Repeat each entry as written, dropping any picture you find.

*SUPPLIED INFORMATION*
>>>>>
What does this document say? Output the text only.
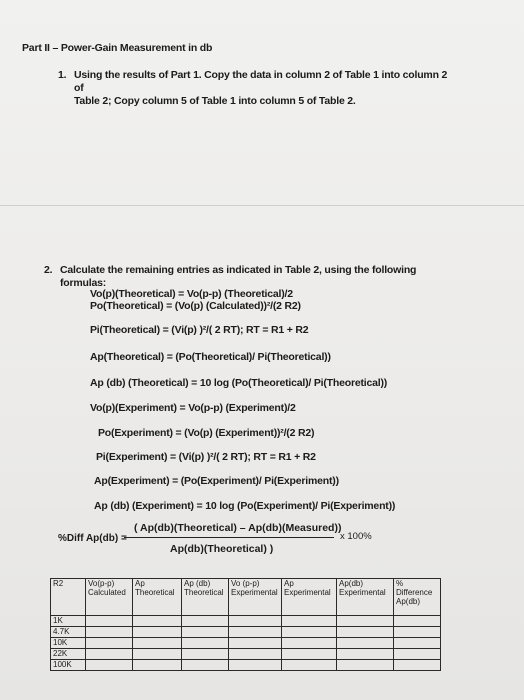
Part II – Power-Gain Measurement in db
1. Using the results of Part 1. Copy the data in column 2 of Table 1 into column 2 of
Table 2; Copy column 5 of Table 1 into column 5 of Table 2.
2. Calculate the remaining entries as indicated in Table 2, using the following formulas:
Vo(p)(Theoretical) = Vo(p-p) (Theoretical)/2
Po(Theoretical) = (Vo(p) (Calculated))²/(2 R2)
Pi(Theoretical) = (Vi(p) )²/( 2 RT); RT = R1 + R2
Ap(Theoretical) = (Po(Theoretical)/ Pi(Theoretical))
Ap (db) (Theoretical) = 10 log (Po(Theoretical)/ Pi(Theoretical))
Vo(p)(Experiment) = Vo(p-p) (Experiment)/2
Po(Experiment) = (Vo(p) (Experiment))²/(2 R2)
Pi(Experiment) = (Vi(p) )²/( 2 RT); RT = R1 + R2
Ap(Experiment) = (Po(Experiment)/ Pi(Experiment))
Ap (db) (Experiment) = 10 log (Po(Experiment)/ Pi(Experiment))
%Diff Ap(db) =
( Ap(db)(Theoretical) – Ap(db)(Measured))
Ap(db)(Theoretical) )
x 100%
R2	Vo(p-p) Calculated	Ap Theoretical	Ap (db) Theoretical	Vo (p-p) Experimental	Ap Experimental	Ap(db) Experimental	% Difference Ap(db)
1K							
4.7K							
10K							
22K							
100K							
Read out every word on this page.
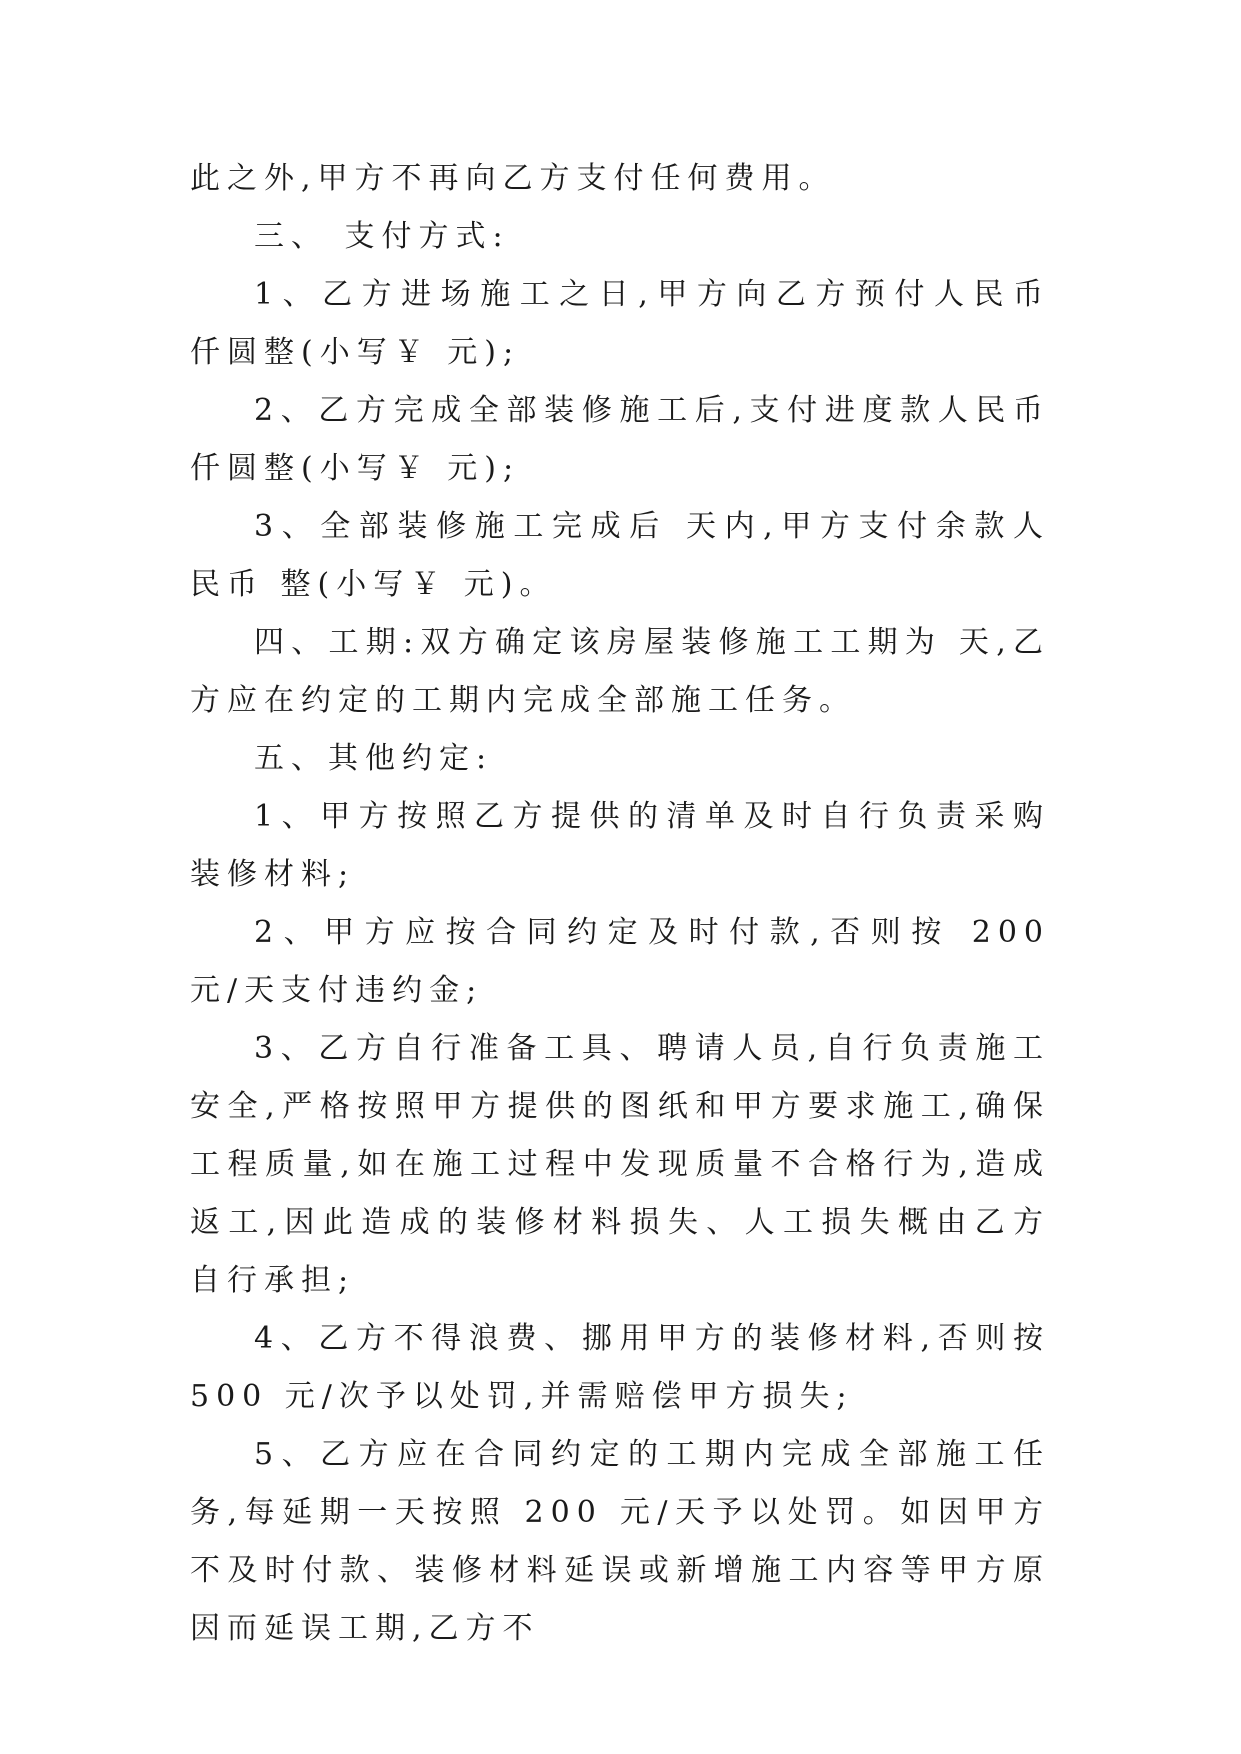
此之外,甲方不再向乙方支付任何费用。

三、 支付方式:

1、乙方进场施工之日,甲方向乙方预付人民币 仟圆整(小写￥ 元);

2、乙方完成全部装修施工后,支付进度款人民币 仟圆整(小写￥ 元);

3、全部装修施工完成后 天内,甲方支付余款人民币 整(小写￥ 元)。

四、工期:双方确定该房屋装修施工工期为 天,乙方应在约定的工期内完成全部施工任务。

五、其他约定:

1、甲方按照乙方提供的清单及时自行负责采购装修材料;

2、甲方应按合同约定及时付款,否则按 200 元/天支付违约金;

3、乙方自行准备工具、聘请人员,自行负责施工安全,严格按照甲方提供的图纸和甲方要求施工,确保工程质量,如在施工过程中发现质量不合格行为,造成返工,因此造成的装修材料损失、人工损失概由乙方自行承担;

4、乙方不得浪费、挪用甲方的装修材料,否则按 500 元/次予以处罚,并需赔偿甲方损失;

5、乙方应在合同约定的工期内完成全部施工任务,每延期一天按照 200 元/天予以处罚。如因甲方不及时付款、装修材料延误或新增施工内容等甲方原因而延误工期,乙方不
<<<<<
*FINAL ANSWER*
What does this document say? Output the text only.
Part II – Power-Gain Measurement in db
1. Using the results of Part 1. Copy the data in column 2 of Table 1 into column 2 of
Table 2; Copy column 5 of Table 1 into column 5 of Table 2.
2. Calculate the remaining entries as indicated in Table 2, using the following formulas:
Vo(p)(Theoretical) = Vo(p-p) (Theoretical)/2
Po(Theoretical) = (Vo(p) (Calculated))²/(2 R2)
Pi(Theoretical) = (Vi(p) )²/( 2 RT); RT = R1 + R2
Ap(Theoretical) = (Po(Theoretical)/ Pi(Theoretical))
Ap (db) (Theoretical) = 10 log (Po(Theoretical)/ Pi(Theoretical))
Vo(p)(Experiment) = Vo(p-p) (Experiment)/2
Po(Experiment) = (Vo(p) (Experiment))²/(2 R2)
Pi(Experiment) = (Vi(p) )²/( 2 RT); RT = R1 + R2
Ap(Experiment) = (Po(Experiment)/ Pi(Experiment))
Ap (db) (Experiment) = 10 log (Po(Experiment)/ Pi(Experiment))
%Diff Ap(db) =
( Ap(db)(Theoretical) – Ap(db)(Measured))
Ap(db)(Theoretical) )
x 100%
R2	Vo(p-p) Calculated	Ap Theoretical	Ap (db) Theoretical	Vo (p-p) Experimental	Ap Experimental	Ap(db) Experimental	% Difference Ap(db)
1K							
4.7K							
10K							
22K							
100K							
Read out every word on this page.
此之外,甲方不再向乙方支付任何费用。

三、 支付方式:

1、乙方进场施工之日,甲方向乙方预付人民币 仟圆整(小写￥ 元);

2、乙方完成全部装修施工后,支付进度款人民币 仟圆整(小写￥ 元);

3、全部装修施工完成后 天内,甲方支付余款人民币 整(小写￥ 元)。

四、工期:双方确定该房屋装修施工工期为 天,乙方应在约定的工期内完成全部施工任务。

五、其他约定:

1、甲方按照乙方提供的清单及时自行负责采购装修材料;

2、甲方应按合同约定及时付款,否则按 200 元/天支付违约金;

3、乙方自行准备工具、聘请人员,自行负责施工安全,严格按照甲方提供的图纸和甲方要求施工,确保工程质量,如在施工过程中发现质量不合格行为,造成返工,因此造成的装修材料损失、人工损失概由乙方自行承担;

4、乙方不得浪费、挪用甲方的装修材料,否则按 500 元/次予以处罚,并需赔偿甲方损失;

5、乙方应在合同约定的工期内完成全部施工任务,每延期一天按照 200 元/天予以处罚。如因甲方不及时付款、装修材料延误或新增施工内容等甲方原因而延误工期,乙方不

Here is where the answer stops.